* **WORK TO COMPLETE**
Quote all entries exactly, leaving pictures aside.
++++ PROVIDED RECORDS
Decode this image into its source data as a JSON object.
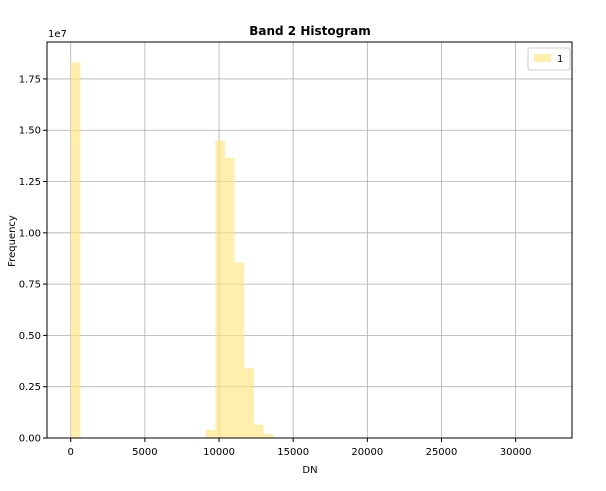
{
  "chart_data": {
    "type": "bar",
    "title": "Band 2 Histogram",
    "xlabel": "DN",
    "ylabel": "Frequency",
    "y_offset_text": "1e7",
    "xlim": [
      -1600,
      33800
    ],
    "ylim": [
      0,
      1.93
    ],
    "x_ticks": [
      0,
      5000,
      10000,
      15000,
      20000,
      25000,
      30000
    ],
    "x_tick_labels": [
      "0",
      "5000",
      "10000",
      "15000",
      "20000",
      "25000",
      "30000"
    ],
    "y_ticks": [
      0,
      0.25,
      0.5,
      0.75,
      1.0,
      1.25,
      1.5,
      1.75
    ],
    "y_tick_labels": [
      "0.00",
      "0.25",
      "0.50",
      "0.75",
      "1.00",
      "1.25",
      "1.50",
      "1.75"
    ],
    "grid": true,
    "legend_position": "top-right",
    "bar_color": "#ffe680",
    "bar_opacity": 0.65,
    "series": [
      {
        "name": "1",
        "bins": [
          {
            "x0": 0,
            "x1": 650,
            "value": 1.83
          },
          {
            "x0": 9100,
            "x1": 9750,
            "value": 0.04
          },
          {
            "x0": 9750,
            "x1": 10400,
            "value": 1.45
          },
          {
            "x0": 10400,
            "x1": 11050,
            "value": 1.365
          },
          {
            "x0": 11050,
            "x1": 11700,
            "value": 0.855
          },
          {
            "x0": 11700,
            "x1": 12350,
            "value": 0.34
          },
          {
            "x0": 12350,
            "x1": 13000,
            "value": 0.065
          },
          {
            "x0": 13000,
            "x1": 13650,
            "value": 0.02
          }
        ]
      }
    ]
  }
}
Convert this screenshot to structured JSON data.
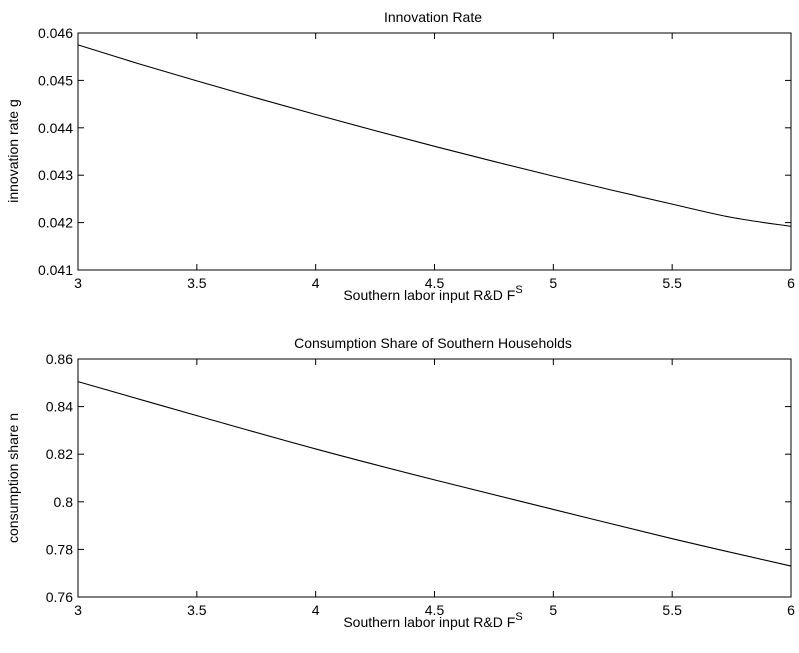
{
  "chart_data": [
    {
      "type": "line",
      "title": "Innovation Rate",
      "xlabel": "Southern labor input R&D F",
      "xlabel_superscript": "S",
      "ylabel": "innovation rate g",
      "xlim": [
        3,
        6
      ],
      "ylim": [
        0.041,
        0.046
      ],
      "xticks": [
        "3",
        "3.5",
        "4",
        "4.5",
        "5",
        "5.5",
        "6"
      ],
      "yticks": [
        "0.041",
        "0.042",
        "0.043",
        "0.044",
        "0.045",
        "0.046"
      ],
      "grid": false,
      "line_color": "#000000",
      "series": [
        {
          "x": [
            3,
            3.25,
            3.5,
            3.75,
            4,
            4.25,
            4.5,
            4.75,
            5,
            5.25,
            5.5,
            5.75,
            6
          ],
          "y": [
            0.04575,
            0.04536,
            0.04499,
            0.04463,
            0.04428,
            0.04394,
            0.04361,
            0.04329,
            0.04298,
            0.04268,
            0.04239,
            0.04211,
            0.04192
          ]
        }
      ]
    },
    {
      "type": "line",
      "title": "Consumption Share of Southern Households",
      "xlabel": "Southern labor input R&D F",
      "xlabel_superscript": "S",
      "ylabel": "consumption share n",
      "xlim": [
        3,
        6
      ],
      "ylim": [
        0.76,
        0.86
      ],
      "xticks": [
        "3",
        "3.5",
        "4",
        "4.5",
        "5",
        "5.5",
        "6"
      ],
      "yticks": [
        "0.76",
        "0.78",
        "0.8",
        "0.82",
        "0.84",
        "0.86"
      ],
      "grid": false,
      "line_color": "#000000",
      "series": [
        {
          "x": [
            3,
            3.5,
            4,
            4.5,
            5,
            5.5,
            6
          ],
          "y": [
            0.8505,
            0.8362,
            0.8222,
            0.8092,
            0.7968,
            0.7845,
            0.773
          ]
        }
      ]
    }
  ]
}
++++++++
* **RESULT FOR THIS TASK**
Decode this image into its source data as a JSON object.
{
  "chart_data": {
    "type": "bar",
    "title": "Band 2 Histogram",
    "xlabel": "DN",
    "ylabel": "Frequency",
    "y_offset_text": "1e7",
    "xlim": [
      -1600,
      33800
    ],
    "ylim": [
      0,
      1.93
    ],
    "x_ticks": [
      0,
      5000,
      10000,
      15000,
      20000,
      25000,
      30000
    ],
    "x_tick_labels": [
      "0",
      "5000",
      "10000",
      "15000",
      "20000",
      "25000",
      "30000"
    ],
    "y_ticks": [
      0,
      0.25,
      0.5,
      0.75,
      1.0,
      1.25,
      1.5,
      1.75
    ],
    "y_tick_labels": [
      "0.00",
      "0.25",
      "0.50",
      "0.75",
      "1.00",
      "1.25",
      "1.50",
      "1.75"
    ],
    "grid": true,
    "legend_position": "top-right",
    "bar_color": "#ffe680",
    "bar_opacity": 0.65,
    "series": [
      {
        "name": "1",
        "bins": [
          {
            "x0": 0,
            "x1": 650,
            "value": 1.83
          },
          {
            "x0": 9100,
            "x1": 9750,
            "value": 0.04
          },
          {
            "x0": 9750,
            "x1": 10400,
            "value": 1.45
          },
          {
            "x0": 10400,
            "x1": 11050,
            "value": 1.365
          },
          {
            "x0": 11050,
            "x1": 11700,
            "value": 0.855
          },
          {
            "x0": 11700,
            "x1": 12350,
            "value": 0.34
          },
          {
            "x0": 12350,
            "x1": 13000,
            "value": 0.065
          },
          {
            "x0": 13000,
            "x1": 13650,
            "value": 0.02
          }
        ]
      }
    ]
  }
}
Convert this screenshot to structured JSON data.
{
  "chart_data": [
    {
      "type": "line",
      "title": "Innovation Rate",
      "xlabel": "Southern labor input R&D F",
      "xlabel_superscript": "S",
      "ylabel": "innovation rate g",
      "xlim": [
        3,
        6
      ],
      "ylim": [
        0.041,
        0.046
      ],
      "xticks": [
        "3",
        "3.5",
        "4",
        "4.5",
        "5",
        "5.5",
        "6"
      ],
      "yticks": [
        "0.041",
        "0.042",
        "0.043",
        "0.044",
        "0.045",
        "0.046"
      ],
      "grid": false,
      "line_color": "#000000",
      "series": [
        {
          "x": [
            3,
            3.25,
            3.5,
            3.75,
            4,
            4.25,
            4.5,
            4.75,
            5,
            5.25,
            5.5,
            5.75,
            6
          ],
          "y": [
            0.04575,
            0.04536,
            0.04499,
            0.04463,
            0.04428,
            0.04394,
            0.04361,
            0.04329,
            0.04298,
            0.04268,
            0.04239,
            0.04211,
            0.04192
          ]
        }
      ]
    },
    {
      "type": "line",
      "title": "Consumption Share of Southern Households",
      "xlabel": "Southern labor input R&D F",
      "xlabel_superscript": "S",
      "ylabel": "consumption share n",
      "xlim": [
        3,
        6
      ],
      "ylim": [
        0.76,
        0.86
      ],
      "xticks": [
        "3",
        "3.5",
        "4",
        "4.5",
        "5",
        "5.5",
        "6"
      ],
      "yticks": [
        "0.76",
        "0.78",
        "0.8",
        "0.82",
        "0.84",
        "0.86"
      ],
      "grid": false,
      "line_color": "#000000",
      "series": [
        {
          "x": [
            3,
            3.5,
            4,
            4.5,
            5,
            5.5,
            6
          ],
          "y": [
            0.8505,
            0.8362,
            0.8222,
            0.8092,
            0.7968,
            0.7845,
            0.773
          ]
        }
      ]
    }
  ]
}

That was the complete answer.